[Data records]
>>>

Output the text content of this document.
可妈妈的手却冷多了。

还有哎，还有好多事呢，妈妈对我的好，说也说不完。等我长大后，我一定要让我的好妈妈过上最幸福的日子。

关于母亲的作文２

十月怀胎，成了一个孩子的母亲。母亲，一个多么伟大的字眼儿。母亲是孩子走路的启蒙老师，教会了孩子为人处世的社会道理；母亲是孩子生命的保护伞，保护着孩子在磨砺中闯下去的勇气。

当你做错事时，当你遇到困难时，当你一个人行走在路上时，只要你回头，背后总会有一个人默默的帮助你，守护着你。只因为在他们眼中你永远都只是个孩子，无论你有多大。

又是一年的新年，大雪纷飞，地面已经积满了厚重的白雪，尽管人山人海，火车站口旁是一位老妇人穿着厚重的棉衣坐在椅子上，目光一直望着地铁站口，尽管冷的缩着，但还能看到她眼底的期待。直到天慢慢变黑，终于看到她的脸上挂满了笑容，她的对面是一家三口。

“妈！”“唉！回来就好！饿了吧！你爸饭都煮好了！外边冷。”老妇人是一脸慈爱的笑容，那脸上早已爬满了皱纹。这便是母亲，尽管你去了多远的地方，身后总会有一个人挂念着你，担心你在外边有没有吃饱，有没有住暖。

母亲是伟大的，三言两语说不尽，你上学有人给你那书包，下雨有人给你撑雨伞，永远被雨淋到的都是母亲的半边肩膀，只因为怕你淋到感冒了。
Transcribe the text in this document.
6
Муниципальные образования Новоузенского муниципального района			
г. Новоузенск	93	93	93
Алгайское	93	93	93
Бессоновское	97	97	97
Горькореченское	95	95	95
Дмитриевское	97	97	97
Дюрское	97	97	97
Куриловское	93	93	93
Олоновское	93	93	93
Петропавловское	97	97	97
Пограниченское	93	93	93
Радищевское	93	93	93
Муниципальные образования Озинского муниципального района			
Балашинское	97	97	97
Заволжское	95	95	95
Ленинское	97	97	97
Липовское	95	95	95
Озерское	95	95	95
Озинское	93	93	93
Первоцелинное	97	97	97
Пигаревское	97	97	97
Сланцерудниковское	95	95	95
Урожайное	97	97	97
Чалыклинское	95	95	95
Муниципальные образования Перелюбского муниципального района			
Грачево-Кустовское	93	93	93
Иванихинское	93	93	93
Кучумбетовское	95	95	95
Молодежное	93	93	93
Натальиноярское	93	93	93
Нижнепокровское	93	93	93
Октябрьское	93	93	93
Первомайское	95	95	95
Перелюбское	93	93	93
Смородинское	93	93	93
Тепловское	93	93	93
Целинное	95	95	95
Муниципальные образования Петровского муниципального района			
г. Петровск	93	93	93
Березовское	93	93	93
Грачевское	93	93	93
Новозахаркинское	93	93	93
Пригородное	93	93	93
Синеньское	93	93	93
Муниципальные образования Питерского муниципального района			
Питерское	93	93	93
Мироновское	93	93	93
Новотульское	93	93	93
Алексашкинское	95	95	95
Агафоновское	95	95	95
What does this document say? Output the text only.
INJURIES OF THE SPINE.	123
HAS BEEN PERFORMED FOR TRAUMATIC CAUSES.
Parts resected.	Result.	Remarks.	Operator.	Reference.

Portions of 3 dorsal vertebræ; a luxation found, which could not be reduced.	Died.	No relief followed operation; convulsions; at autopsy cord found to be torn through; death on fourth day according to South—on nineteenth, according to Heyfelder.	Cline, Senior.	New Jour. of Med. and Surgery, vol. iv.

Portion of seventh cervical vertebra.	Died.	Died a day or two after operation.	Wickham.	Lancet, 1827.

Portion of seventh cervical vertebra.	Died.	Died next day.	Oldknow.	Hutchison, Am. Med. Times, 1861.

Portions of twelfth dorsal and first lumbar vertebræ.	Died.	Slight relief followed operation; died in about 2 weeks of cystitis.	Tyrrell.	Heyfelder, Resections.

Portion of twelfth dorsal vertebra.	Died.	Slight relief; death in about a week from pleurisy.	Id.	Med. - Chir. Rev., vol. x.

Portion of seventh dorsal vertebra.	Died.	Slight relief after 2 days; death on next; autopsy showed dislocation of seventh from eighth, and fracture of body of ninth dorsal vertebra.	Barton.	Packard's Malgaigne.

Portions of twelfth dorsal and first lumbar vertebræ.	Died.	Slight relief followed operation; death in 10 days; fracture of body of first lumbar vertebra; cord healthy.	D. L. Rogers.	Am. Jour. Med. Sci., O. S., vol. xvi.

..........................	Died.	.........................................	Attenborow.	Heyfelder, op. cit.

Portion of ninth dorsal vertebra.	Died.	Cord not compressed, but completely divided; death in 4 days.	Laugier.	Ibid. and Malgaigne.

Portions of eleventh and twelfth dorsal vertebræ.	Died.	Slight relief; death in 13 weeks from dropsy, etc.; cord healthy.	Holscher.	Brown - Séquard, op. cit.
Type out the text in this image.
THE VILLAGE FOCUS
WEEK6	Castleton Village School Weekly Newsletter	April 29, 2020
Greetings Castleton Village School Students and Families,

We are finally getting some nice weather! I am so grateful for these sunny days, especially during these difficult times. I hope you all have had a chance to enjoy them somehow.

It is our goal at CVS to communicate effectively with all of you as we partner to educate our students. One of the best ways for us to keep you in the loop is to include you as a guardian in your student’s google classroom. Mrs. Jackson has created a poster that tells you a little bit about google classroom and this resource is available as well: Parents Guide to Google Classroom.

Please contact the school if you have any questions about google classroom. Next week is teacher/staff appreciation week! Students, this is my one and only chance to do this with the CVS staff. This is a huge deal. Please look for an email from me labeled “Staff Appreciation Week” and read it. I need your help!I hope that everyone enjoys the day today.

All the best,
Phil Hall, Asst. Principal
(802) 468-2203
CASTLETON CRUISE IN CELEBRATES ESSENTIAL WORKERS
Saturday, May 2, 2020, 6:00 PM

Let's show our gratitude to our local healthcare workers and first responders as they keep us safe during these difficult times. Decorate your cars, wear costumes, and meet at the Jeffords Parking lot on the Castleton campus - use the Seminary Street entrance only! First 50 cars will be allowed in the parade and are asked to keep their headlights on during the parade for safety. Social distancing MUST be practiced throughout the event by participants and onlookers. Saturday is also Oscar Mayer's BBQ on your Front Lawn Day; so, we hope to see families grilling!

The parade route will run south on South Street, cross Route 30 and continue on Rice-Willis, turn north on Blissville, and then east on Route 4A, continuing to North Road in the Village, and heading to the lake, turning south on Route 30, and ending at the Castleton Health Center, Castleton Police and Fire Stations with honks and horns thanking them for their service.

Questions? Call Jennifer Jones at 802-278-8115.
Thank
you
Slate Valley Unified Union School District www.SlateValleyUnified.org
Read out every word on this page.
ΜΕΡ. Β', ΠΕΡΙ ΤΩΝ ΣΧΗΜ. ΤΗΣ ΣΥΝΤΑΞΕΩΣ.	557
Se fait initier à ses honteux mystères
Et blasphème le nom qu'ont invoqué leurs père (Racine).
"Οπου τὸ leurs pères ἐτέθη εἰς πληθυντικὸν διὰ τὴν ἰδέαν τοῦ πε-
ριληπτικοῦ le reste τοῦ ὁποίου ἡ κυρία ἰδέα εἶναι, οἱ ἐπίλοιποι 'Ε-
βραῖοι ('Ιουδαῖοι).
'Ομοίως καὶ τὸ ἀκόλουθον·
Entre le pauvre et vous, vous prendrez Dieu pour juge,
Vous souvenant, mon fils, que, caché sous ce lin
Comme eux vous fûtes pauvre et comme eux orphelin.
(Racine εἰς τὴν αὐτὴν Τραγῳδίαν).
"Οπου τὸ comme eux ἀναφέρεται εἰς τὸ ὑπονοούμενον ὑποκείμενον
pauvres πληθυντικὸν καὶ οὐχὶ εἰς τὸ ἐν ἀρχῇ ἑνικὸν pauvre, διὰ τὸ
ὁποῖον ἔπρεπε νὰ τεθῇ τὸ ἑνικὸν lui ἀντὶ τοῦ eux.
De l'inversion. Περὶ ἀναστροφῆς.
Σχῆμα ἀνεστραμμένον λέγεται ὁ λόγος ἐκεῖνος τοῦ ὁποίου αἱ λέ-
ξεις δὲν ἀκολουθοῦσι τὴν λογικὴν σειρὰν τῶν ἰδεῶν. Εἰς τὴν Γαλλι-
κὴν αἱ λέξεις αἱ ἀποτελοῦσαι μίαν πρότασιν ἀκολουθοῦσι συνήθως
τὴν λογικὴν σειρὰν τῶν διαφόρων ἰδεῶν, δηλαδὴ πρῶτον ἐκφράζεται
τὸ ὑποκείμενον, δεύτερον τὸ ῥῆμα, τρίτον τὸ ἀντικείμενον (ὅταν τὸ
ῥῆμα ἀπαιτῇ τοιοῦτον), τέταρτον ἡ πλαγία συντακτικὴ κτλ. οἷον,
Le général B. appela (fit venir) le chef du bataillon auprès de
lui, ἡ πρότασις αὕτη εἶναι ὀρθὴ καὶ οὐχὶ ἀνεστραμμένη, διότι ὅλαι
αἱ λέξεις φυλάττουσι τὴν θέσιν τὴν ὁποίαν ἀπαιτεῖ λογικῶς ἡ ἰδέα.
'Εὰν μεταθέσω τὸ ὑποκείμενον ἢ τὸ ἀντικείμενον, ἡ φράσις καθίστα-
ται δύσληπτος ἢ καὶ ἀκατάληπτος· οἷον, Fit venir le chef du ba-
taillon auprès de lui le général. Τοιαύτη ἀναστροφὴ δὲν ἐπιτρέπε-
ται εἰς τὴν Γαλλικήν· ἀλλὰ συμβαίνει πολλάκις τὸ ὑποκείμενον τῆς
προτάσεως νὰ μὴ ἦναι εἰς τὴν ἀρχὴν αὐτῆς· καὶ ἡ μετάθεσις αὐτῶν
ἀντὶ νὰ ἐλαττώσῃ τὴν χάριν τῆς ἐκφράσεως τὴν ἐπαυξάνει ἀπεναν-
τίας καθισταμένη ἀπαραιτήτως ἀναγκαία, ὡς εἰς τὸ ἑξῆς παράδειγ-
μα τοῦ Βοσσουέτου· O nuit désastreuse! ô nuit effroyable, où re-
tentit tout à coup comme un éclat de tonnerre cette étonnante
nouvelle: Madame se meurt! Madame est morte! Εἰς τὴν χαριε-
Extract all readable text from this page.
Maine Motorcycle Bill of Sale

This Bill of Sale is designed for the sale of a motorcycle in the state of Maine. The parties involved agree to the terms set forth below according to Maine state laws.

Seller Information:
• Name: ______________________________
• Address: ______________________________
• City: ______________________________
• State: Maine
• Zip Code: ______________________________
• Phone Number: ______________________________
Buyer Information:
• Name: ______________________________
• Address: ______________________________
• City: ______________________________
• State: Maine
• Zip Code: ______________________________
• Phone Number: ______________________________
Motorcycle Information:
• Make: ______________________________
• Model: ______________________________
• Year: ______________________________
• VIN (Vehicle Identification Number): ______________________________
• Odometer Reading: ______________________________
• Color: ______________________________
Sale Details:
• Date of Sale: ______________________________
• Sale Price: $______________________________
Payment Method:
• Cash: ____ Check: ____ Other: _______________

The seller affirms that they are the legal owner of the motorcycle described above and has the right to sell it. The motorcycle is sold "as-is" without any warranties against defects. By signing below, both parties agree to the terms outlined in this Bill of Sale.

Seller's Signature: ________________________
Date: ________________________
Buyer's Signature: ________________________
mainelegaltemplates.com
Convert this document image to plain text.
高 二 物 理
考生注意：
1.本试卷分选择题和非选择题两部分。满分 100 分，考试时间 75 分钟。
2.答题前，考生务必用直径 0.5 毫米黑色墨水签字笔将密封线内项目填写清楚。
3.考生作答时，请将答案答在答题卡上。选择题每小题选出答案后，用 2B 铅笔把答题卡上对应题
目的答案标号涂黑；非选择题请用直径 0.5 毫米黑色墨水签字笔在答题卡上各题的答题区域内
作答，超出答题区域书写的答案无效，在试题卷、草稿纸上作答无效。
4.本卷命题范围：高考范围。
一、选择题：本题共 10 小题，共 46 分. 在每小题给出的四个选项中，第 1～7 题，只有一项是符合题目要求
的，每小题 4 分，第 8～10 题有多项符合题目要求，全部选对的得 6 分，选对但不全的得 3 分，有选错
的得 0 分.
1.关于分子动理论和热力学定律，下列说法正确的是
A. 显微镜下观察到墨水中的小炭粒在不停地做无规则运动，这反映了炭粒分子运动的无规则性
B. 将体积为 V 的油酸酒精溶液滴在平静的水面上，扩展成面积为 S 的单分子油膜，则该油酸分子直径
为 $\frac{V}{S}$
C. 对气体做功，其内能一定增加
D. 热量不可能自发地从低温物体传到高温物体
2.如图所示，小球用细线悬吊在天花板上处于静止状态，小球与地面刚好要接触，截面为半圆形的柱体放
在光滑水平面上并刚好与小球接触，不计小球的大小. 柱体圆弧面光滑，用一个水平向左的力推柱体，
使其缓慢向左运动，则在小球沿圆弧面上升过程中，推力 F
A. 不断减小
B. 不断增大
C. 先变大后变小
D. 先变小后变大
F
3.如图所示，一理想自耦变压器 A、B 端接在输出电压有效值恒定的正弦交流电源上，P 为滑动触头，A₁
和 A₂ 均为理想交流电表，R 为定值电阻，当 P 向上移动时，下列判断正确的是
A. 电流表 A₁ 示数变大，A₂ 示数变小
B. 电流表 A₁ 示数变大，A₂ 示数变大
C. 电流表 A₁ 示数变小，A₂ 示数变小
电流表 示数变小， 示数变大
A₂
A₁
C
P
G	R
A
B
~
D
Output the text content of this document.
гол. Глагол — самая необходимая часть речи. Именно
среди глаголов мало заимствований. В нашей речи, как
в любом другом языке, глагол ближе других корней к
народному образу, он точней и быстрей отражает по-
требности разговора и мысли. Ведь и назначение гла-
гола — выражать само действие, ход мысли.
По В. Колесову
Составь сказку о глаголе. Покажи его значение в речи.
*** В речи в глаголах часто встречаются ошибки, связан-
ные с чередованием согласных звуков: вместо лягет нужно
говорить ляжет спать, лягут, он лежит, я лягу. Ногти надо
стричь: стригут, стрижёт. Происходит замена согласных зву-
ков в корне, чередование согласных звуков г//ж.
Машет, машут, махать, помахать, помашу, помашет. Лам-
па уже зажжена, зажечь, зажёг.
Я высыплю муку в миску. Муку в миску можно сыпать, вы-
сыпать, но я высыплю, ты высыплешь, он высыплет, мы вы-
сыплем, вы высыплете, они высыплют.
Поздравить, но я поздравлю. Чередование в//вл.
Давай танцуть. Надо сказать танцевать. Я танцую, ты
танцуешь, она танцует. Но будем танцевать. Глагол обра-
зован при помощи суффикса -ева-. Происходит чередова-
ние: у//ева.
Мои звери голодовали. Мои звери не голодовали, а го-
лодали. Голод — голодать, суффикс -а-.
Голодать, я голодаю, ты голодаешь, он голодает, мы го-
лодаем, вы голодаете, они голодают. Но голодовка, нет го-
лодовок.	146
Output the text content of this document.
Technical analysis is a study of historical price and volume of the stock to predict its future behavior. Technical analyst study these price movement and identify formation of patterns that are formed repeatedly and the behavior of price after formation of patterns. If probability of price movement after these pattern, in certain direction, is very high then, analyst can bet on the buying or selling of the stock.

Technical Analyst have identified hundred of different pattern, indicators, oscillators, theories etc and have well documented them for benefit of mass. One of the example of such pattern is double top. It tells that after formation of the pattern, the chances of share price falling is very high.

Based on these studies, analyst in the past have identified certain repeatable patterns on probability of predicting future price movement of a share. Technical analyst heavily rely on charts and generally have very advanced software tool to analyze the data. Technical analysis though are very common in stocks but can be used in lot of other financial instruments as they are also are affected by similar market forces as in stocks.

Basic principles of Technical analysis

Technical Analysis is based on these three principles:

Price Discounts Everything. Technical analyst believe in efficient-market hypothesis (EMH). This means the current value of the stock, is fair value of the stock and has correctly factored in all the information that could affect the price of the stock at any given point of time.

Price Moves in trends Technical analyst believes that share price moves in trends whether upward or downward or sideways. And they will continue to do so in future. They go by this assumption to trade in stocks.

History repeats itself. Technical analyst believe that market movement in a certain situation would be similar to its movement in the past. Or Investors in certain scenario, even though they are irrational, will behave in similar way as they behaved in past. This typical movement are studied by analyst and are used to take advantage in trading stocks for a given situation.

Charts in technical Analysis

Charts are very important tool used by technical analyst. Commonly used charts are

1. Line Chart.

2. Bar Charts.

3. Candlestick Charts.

<<<

What needs to be done
From the records, copy every line that has the string "示数变大" in it.

Result for this exercise
A. 电流表 A₁ 示数变大，A₂ 示数变小
B. 电流表 A₁ 示数变大，A₂ 示数变大
电流表 示数变小， 示数变大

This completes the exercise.